» **Work to complete**
Examine the entries and show every line in which the word "chức" is found.

» **Listing**
┌──
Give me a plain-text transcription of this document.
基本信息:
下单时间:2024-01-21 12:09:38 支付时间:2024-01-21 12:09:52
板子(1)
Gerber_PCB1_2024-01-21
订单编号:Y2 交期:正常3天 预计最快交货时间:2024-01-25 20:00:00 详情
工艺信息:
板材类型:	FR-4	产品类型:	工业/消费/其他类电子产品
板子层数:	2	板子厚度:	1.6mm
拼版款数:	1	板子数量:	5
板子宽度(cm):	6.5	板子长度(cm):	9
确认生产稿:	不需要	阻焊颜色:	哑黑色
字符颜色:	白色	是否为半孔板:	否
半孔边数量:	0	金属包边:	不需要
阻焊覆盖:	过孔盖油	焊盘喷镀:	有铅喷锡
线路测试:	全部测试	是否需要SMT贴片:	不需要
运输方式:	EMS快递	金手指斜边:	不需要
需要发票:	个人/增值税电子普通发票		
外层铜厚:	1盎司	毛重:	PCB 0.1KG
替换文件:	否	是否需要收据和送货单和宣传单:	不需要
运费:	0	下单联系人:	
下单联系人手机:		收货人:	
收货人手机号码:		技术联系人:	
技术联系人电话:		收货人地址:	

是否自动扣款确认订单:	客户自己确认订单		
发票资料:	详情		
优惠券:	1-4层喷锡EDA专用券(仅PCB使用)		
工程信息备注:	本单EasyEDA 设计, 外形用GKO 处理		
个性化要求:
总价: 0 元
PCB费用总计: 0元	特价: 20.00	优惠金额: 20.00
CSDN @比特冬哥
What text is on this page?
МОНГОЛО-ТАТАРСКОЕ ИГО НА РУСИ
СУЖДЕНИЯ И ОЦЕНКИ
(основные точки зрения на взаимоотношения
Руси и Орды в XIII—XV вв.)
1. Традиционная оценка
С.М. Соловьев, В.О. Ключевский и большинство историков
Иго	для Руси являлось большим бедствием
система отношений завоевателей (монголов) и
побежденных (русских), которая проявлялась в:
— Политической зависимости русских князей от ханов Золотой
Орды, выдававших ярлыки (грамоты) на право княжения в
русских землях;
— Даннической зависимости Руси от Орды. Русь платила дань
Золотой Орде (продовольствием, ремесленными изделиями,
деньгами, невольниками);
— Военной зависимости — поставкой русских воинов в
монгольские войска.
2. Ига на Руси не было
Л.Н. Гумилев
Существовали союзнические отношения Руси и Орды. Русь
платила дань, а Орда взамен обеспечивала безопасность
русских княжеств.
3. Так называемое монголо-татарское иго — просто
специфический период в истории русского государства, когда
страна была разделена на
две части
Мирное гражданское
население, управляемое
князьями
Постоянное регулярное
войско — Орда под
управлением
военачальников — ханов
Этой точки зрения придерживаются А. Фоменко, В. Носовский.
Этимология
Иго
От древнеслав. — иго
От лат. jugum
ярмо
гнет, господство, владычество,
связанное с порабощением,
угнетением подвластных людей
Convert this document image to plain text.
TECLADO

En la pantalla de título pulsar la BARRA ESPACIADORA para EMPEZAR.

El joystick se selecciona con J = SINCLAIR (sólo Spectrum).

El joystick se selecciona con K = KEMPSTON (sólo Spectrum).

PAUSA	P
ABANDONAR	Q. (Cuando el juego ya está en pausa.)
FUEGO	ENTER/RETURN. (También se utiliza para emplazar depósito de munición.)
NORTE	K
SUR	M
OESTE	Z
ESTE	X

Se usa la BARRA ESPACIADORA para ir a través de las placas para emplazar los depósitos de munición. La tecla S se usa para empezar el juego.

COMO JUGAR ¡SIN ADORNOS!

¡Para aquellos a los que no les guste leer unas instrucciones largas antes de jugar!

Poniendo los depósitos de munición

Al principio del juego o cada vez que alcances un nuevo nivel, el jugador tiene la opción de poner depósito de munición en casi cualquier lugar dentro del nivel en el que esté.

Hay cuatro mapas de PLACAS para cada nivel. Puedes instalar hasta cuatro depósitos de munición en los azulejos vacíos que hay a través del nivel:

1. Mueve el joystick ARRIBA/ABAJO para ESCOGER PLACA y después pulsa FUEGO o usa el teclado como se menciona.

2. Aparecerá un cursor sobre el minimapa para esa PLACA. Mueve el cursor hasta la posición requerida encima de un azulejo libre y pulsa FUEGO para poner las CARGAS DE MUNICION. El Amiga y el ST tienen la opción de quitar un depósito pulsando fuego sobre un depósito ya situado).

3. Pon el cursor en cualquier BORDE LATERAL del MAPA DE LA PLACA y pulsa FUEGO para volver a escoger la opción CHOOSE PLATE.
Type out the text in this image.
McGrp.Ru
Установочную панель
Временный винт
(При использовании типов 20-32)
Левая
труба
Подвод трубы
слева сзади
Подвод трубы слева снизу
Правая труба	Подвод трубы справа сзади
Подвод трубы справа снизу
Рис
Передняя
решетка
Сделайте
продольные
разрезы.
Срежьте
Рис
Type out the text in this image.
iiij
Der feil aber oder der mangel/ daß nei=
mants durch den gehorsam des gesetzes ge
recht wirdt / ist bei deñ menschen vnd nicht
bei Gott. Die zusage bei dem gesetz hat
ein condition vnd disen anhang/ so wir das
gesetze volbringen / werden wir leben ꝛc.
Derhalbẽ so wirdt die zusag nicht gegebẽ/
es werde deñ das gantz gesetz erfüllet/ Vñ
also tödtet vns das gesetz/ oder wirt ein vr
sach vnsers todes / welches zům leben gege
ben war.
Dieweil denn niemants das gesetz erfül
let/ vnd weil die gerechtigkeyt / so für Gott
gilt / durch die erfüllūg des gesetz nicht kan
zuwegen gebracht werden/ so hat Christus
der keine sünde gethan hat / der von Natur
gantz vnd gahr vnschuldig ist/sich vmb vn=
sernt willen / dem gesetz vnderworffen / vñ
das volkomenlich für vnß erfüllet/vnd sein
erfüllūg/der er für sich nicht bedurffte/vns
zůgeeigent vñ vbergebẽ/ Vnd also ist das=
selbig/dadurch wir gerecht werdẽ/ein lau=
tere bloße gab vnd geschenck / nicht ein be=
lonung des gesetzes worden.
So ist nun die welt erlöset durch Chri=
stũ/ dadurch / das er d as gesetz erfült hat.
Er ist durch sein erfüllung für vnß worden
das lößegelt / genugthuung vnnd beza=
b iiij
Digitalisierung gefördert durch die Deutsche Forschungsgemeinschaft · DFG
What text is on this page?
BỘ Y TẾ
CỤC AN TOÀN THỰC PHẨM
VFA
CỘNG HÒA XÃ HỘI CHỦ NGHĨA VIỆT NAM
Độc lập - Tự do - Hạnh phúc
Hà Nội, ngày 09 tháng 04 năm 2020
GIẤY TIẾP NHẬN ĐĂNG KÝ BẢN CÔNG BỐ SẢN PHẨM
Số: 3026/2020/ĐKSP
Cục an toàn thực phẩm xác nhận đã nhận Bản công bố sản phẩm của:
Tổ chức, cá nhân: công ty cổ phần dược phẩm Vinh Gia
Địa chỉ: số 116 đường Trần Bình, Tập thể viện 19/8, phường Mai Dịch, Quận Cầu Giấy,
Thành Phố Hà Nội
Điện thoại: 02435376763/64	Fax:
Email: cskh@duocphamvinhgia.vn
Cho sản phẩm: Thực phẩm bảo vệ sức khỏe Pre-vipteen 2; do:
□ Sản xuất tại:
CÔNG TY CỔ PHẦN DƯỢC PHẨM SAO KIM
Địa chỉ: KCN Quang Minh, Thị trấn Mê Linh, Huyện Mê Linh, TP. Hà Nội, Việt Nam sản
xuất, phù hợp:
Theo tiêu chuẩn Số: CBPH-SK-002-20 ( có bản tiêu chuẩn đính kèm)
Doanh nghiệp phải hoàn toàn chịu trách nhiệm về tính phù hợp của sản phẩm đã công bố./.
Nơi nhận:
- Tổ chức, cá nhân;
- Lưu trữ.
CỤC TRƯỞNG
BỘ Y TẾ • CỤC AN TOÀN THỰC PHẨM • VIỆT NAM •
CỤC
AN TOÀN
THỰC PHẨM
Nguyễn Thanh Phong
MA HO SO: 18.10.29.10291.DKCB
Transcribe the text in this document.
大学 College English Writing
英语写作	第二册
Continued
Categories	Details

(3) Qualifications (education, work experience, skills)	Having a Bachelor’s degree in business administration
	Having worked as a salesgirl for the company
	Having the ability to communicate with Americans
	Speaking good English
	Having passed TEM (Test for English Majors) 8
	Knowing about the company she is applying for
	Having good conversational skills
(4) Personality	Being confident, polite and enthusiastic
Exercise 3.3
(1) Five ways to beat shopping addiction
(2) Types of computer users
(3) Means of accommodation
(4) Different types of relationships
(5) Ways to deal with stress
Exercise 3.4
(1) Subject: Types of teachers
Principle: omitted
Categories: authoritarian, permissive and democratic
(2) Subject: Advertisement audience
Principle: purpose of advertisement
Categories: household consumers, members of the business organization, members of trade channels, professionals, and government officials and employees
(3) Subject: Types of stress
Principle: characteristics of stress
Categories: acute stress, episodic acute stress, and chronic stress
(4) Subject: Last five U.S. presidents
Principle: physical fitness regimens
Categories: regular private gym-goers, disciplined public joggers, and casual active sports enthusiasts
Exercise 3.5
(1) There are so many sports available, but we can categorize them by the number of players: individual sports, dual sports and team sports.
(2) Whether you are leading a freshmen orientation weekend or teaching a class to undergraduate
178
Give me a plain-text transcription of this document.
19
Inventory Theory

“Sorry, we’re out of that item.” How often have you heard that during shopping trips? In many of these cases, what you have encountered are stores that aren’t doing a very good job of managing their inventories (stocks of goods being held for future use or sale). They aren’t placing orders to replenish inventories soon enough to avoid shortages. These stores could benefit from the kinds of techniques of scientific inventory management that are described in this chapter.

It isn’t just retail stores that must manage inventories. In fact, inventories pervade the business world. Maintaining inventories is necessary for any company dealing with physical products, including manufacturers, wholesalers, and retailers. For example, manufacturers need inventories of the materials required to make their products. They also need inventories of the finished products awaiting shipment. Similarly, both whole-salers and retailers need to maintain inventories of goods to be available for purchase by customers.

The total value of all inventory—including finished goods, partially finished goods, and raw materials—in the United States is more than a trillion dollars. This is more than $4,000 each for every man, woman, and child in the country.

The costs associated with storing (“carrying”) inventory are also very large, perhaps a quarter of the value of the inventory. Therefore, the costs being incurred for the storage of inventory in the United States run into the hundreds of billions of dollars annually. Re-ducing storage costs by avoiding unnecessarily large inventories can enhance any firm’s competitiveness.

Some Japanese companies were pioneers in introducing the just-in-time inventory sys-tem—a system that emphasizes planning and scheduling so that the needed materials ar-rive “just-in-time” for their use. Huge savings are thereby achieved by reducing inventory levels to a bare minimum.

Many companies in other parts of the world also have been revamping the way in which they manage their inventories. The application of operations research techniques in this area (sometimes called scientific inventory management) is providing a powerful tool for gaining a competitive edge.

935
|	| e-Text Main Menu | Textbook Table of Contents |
└──
» **Worked answer**
Tổ chức, cá nhân: công ty cổ phần dược phẩm Vinh Gia
- Tổ chức, cá nhân;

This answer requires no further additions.